_Source excerpt_:
The net result of all this is to reduce the total service cut from 20% of hours to about 4-6%.  There is no word on whether these cuts should be allocated according to current policy or a different paradigm.

This plan is quite similar to Larry Phillips’, except that Phillips doesn’t raise fares, doesn’t do the ride-free thing, and instead draws more from the reserve fund surplus.   So aside from those two items, it appears that there are five votes on the Council (out of 9) for this plan.

The other interesting thing is the speed with which this could lead to a large rail-bus fare differential for working-age adults.  Any such bus fare would always be more expensive than a ride on Central Link.  Meanwhile, youth and senior/disabled fares would approach their higher Link levels.

There’s a lot of posturing over what the  “true” cost of the Ride Free Area, but if there’s a study out there on how much it really costs, it’s not public.  However, a Metro spokesperson confirmed that they expect about 10.7m annual rides entirely within the Ride Free Area.  Given that Metro’s total system ridership in 2007 was 111m, it’s astonishing that 10% of that is in this small area.

I got this additional statement from Metro:

Metro and the city of Seattle have had a RFA cost methodology in place since 1989 to estimate the difference between the value of the fares Metro would collect if a fare was charged for trips within downtown Seattle and the operating cost savings Metro experiences due to the faster travel times through the CBD. Since 1998 when the contract was renewed, the payment to Metro has been adjusted for inflation each year.

But now, with the significant ridership increases over the past few years – combined with 2009 and 2010 fare increases to deal with extraordinary fuel costs and declining sales taxes – the difference between fare collections and cost savings in the RFA is increasing much faster than inflation. The historical method of adjusting the annual payment for inflation does not currently seem to be keeping pace with the value of the lost fares.

Reagan Dunn’s $7m figure is largely guesswork, but his assumptions seem fairly conservative, and I think there’s a good case that $400,000 isn’t coming close to covering the costs.

* Youth fares are not currently scheduled to go up in 2010.

80 Replies to “The Council Metro Plan”

  1. Two thoughts come to mind. Metro needs more money to operate the current service and current service needs to be optimized or reduced. Two opposing thoughts, but somewhere in the middle lies an equilibrium to balance the budget.
    RFA – Probably is too expensive for Seattle/DSA to fund at any level that acknowledges its true cost to Metro. Millions, not thousands is a starting point, and Metro doesn’t have the cash to keep this subsidy going. So look at the service side of the equation. The highest ridership (Peak Loading between stops) occurs within the RFA. That’s how schedulers decide how many buses to put on a route, when they should run, and how many minutes apart should they be.

_Tasks to carry out_:
(a) Return the passage on the Council Metro plan word for word, from "Reagan Dunn’s $7m" up to and including "balance the budget.".
(b) Write what comes next in the passage on the Council Metro plan, starting right after its last sentence.

_Raw records_:
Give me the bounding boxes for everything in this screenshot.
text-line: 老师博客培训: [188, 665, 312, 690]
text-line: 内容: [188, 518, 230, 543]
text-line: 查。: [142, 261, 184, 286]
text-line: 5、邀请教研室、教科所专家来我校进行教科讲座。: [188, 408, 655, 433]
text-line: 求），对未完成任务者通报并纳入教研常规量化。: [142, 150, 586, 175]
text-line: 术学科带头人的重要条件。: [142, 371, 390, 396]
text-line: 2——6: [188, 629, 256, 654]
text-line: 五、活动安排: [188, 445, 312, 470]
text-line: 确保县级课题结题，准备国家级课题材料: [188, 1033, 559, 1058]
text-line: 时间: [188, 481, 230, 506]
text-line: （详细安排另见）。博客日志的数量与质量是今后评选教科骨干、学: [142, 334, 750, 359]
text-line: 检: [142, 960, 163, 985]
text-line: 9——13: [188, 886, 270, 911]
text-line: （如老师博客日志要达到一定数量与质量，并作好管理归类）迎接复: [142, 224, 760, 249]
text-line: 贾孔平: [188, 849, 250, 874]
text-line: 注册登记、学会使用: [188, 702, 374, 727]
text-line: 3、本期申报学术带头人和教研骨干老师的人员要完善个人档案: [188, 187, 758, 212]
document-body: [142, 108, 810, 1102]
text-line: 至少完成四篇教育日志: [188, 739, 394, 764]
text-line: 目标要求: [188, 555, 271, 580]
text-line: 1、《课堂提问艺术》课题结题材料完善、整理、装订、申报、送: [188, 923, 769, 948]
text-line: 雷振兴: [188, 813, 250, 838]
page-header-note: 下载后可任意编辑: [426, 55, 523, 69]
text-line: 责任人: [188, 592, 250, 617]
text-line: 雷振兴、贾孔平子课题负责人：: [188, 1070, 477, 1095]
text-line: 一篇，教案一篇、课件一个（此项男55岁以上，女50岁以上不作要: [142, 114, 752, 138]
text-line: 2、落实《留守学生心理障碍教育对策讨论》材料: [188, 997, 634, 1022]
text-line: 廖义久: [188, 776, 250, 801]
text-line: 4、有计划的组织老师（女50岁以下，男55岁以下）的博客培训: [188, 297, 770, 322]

_Expected results_:
(a)
Reagan Dunn’s $7m figure is largely guesswork, but his assumptions seem fairly conservative, and I think there’s a good case that $400,000 isn’t coming close to covering the costs.

* Youth fares are not currently scheduled to go up in 2010.

80 Replies to “The Council Metro Plan”

  1. Two thoughts come to mind. Metro needs more money to operate the current service and current service needs to be optimized or reduced. Two opposing thoughts, but somewhere in the middle lies an equilibrium to balance the budget.

(b)
    Without a RFA, the number of buses on any given route will go down, maybe 5 to 10%. That’s a huge savings for Metro, and not one to be dismissed easily. Likewise revenue will go up.
    I think the argument for increased efficiency in the CBD is valid, but overstated. Most riders use passes and cards to board. The lost time to board through the front door in the CBD without a RFA, is nearly offset by the time lost requiring all riders to exit through the front door after leaving downtown, with a RFA.
    So it’s down to bus dwell time at the precious CBD bus zones, but that has changed dramatically over the years, with ‘skip stop’, 3rd Ave bus priority, and now Link in the tunnel. This efficiency argument really needs some in-depth analysis and concrete numbers to base a decision on. I hope that study is on the shelf, or nearing completion.
    By law, the budget will get balanced – one way or the other.

    1. I agree, particularly about the time lost and inconvenience due to the front-door unloading outside the RFA, especially on a full bus when people have to push through a crowd to get off the bus. Also, there are a lot of people who get on the bus for a 3-block ride in the RFA, and many of them are extremely slow getting on and off the bus and ask inane questions like “does this bus stop in downtown?”

      And for the amount of money they’d save by getting rid of the RFA they could install TVMs downtown and do off-bus payment.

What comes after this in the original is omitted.